### Exercise goal
Note each line where "biexponential" appears, and copy it.

### Supplied material
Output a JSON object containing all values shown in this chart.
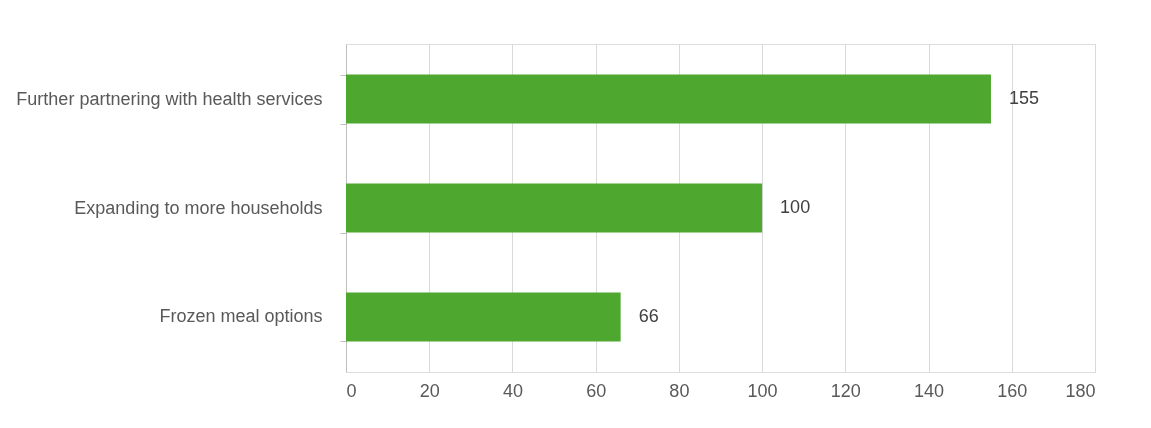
{
  "chart_data": {
    "type": "bar",
    "orientation": "horizontal",
    "categories": [
      "Further partnering with health services",
      "Expanding to more households",
      "Frozen meal options"
    ],
    "values": [
      155,
      100,
      66
    ],
    "color": "#4ea72e",
    "xlim": [
      0,
      180
    ],
    "xticks": [
      0,
      20,
      40,
      60,
      80,
      100,
      120,
      140,
      160,
      180
    ],
    "grid": "x",
    "data_labels": true
  }
}
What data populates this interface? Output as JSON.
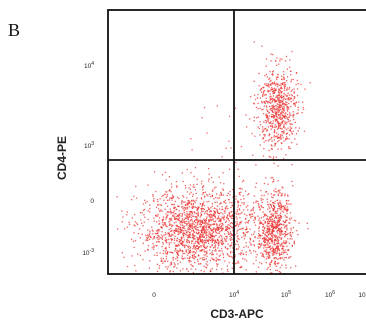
{
  "panel_label": "B",
  "chart_data": {
    "type": "scatter",
    "title": "",
    "xlabel": "CD3-APC",
    "ylabel": "CD4-PE",
    "x_scale": "biexponential",
    "y_scale": "biexponential",
    "x_ticks": [
      {
        "sup": "",
        "base": "0"
      },
      {
        "sup": "4",
        "base": "10"
      },
      {
        "sup": "5",
        "base": "10"
      },
      {
        "sup": "6",
        "base": "10"
      },
      {
        "sup": "",
        "base": "10"
      }
    ],
    "y_ticks": [
      {
        "sup": "4",
        "base": "10"
      },
      {
        "sup": "3",
        "base": "10"
      },
      {
        "sup": "",
        "base": "0"
      },
      {
        "sup": "-3",
        "base": "10"
      }
    ],
    "gate_lines": {
      "x_decades": 0.52,
      "y_decades": 0.5
    },
    "point_color": "#e8312f",
    "line_color": "#111111",
    "populations": [
      {
        "description": "CD3- CD4-",
        "center_decades": [
          -0.12,
          -0.35
        ],
        "spread": [
          0.55,
          0.25
        ],
        "count": 1700
      },
      {
        "description": "CD3+ CD4+",
        "center_decades": [
          1.3,
          1.15
        ],
        "spread": [
          0.18,
          0.25
        ],
        "count": 650
      },
      {
        "description": "CD3+ CD4-",
        "center_decades": [
          1.25,
          -0.35
        ],
        "spread": [
          0.16,
          0.25
        ],
        "count": 650
      },
      {
        "description": "scattered events",
        "center_decades": [
          0.6,
          0.3
        ],
        "spread": [
          0.9,
          0.9
        ],
        "count": 90
      }
    ]
  }
}
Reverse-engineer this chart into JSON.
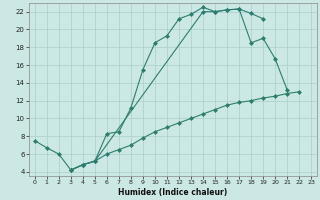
{
  "xlabel": "Humidex (Indice chaleur)",
  "background_color": "#cce8e5",
  "line_color": "#2d7d6e",
  "grid_color": "#aacfcc",
  "xlim": [
    -0.5,
    23.5
  ],
  "ylim": [
    3.5,
    23.0
  ],
  "yticks": [
    4,
    6,
    8,
    10,
    12,
    14,
    16,
    18,
    20,
    22
  ],
  "xticks": [
    0,
    1,
    2,
    3,
    4,
    5,
    6,
    7,
    8,
    9,
    10,
    11,
    12,
    13,
    14,
    15,
    16,
    17,
    18,
    19,
    20,
    21,
    22,
    23
  ],
  "series1_x": [
    0,
    1,
    2,
    3,
    4,
    5,
    6,
    7,
    8,
    9,
    10,
    11,
    12,
    13,
    14,
    15,
    16,
    17,
    18,
    19
  ],
  "series1_y": [
    7.5,
    6.7,
    6.0,
    4.2,
    4.8,
    5.2,
    8.3,
    8.5,
    11.2,
    15.5,
    18.5,
    19.3,
    21.2,
    21.7,
    22.5,
    22.0,
    22.2,
    22.3,
    21.8,
    21.2
  ],
  "series2_x": [
    3,
    4,
    5,
    14,
    15,
    16,
    17,
    18,
    19,
    20,
    21
  ],
  "series2_y": [
    4.2,
    4.8,
    5.2,
    22.0,
    22.0,
    22.2,
    22.3,
    18.5,
    19.0,
    16.7,
    13.2
  ],
  "series3_x": [
    3,
    4,
    5,
    6,
    7,
    8,
    9,
    10,
    11,
    12,
    13,
    14,
    15,
    16,
    17,
    18,
    19,
    20,
    21,
    22
  ],
  "series3_y": [
    4.2,
    4.8,
    5.2,
    6.0,
    6.5,
    7.0,
    7.8,
    8.5,
    9.0,
    9.5,
    10.0,
    10.5,
    11.0,
    11.5,
    11.8,
    12.0,
    12.3,
    12.5,
    12.8,
    13.0
  ]
}
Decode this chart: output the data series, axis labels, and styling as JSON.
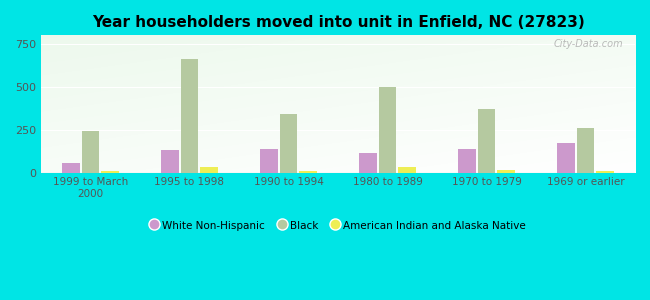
{
  "title": "Year householders moved into unit in Enfield, NC (27823)",
  "categories": [
    "1999 to March\n2000",
    "1995 to 1998",
    "1990 to 1994",
    "1980 to 1989",
    "1970 to 1979",
    "1969 or earlier"
  ],
  "white_non_hispanic": [
    55,
    130,
    140,
    115,
    140,
    175
  ],
  "black": [
    240,
    660,
    340,
    500,
    370,
    258
  ],
  "american_indian": [
    10,
    30,
    10,
    35,
    15,
    10
  ],
  "white_color": "#cc99cc",
  "black_color": "#b5c9a0",
  "indian_color": "#eeee55",
  "ylim": [
    0,
    800
  ],
  "yticks": [
    0,
    250,
    500,
    750
  ],
  "outer_bg": "#00e5e5",
  "watermark": "City-Data.com",
  "bar_width": 0.18
}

### Solution below
    "x_scale": "biexponential",
    "y_scale": "biexponential",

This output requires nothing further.